▶ _Written problem_
Filter the records below and copy every line containing the word "查看回复".

▶ _Supplied material_
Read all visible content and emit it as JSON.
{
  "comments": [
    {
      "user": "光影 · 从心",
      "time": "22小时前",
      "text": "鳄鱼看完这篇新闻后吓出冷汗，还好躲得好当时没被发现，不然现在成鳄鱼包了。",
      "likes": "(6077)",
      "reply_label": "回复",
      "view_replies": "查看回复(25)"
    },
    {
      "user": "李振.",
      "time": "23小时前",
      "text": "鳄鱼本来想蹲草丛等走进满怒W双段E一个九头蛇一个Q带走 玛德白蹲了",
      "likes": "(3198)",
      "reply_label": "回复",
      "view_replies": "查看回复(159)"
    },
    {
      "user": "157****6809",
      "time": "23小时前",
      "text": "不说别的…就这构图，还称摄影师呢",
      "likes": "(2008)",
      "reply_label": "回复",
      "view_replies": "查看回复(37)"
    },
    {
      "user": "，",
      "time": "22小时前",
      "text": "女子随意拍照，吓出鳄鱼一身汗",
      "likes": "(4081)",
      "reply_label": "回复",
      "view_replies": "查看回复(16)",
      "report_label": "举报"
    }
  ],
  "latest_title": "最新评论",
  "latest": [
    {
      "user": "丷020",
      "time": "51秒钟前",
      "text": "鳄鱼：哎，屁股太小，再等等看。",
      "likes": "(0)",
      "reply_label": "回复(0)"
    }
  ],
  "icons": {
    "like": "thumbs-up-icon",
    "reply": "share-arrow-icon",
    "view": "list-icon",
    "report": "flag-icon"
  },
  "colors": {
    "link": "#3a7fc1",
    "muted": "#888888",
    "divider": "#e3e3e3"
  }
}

▶ _Full answer_
      "view_replies": "查看回复(25)"
      "view_replies": "查看回复(159)"
      "view_replies": "查看回复(37)"
      "view_replies": "查看回复(16)",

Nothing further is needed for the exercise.